Dataset rows
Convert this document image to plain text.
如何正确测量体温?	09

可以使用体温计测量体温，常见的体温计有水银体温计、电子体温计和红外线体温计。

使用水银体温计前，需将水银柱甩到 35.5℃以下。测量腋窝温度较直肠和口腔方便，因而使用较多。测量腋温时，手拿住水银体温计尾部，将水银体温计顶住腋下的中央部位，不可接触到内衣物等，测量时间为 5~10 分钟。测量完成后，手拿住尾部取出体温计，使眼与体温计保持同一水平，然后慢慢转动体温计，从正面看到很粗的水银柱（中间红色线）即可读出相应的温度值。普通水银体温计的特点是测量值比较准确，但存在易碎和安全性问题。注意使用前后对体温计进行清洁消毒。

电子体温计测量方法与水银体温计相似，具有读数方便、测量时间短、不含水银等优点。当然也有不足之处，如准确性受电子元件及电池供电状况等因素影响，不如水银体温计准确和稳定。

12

> **TASK REQUIREMENTS**: Produce an exact copy of every entry above.

> **RESULT FOR THIS EXERCISE**:
Convert this document image to plain text.
如何正确测量体温?	09

可以使用体温计测量体温，常见的体温计有水银体温计、电子体温计和红外线体温计。

使用水银体温计前，需将水银柱甩到 35.5℃以下。测量腋窝温度较直肠和口腔方便，因而使用较多。测量腋温时，手拿住水银体温计尾部，将水银体温计顶住腋下的中央部位，不可接触到内衣物等，测量时间为 5~10 分钟。测量完成后，手拿住尾部取出体温计，使眼与体温计保持同一水平，然后慢慢转动体温计，从正面看到很粗的水银柱（中间红色线）即可读出相应的温度值。普通水银体温计的特点是测量值比较准确，但存在易碎和安全性问题。注意使用前后对体温计进行清洁消毒。

电子体温计测量方法与水银体温计相似，具有读数方便、测量时间短、不含水银等优点。当然也有不足之处，如准确性受电子元件及电池供电状况等因素影响，不如水银体温计准确和稳定。

12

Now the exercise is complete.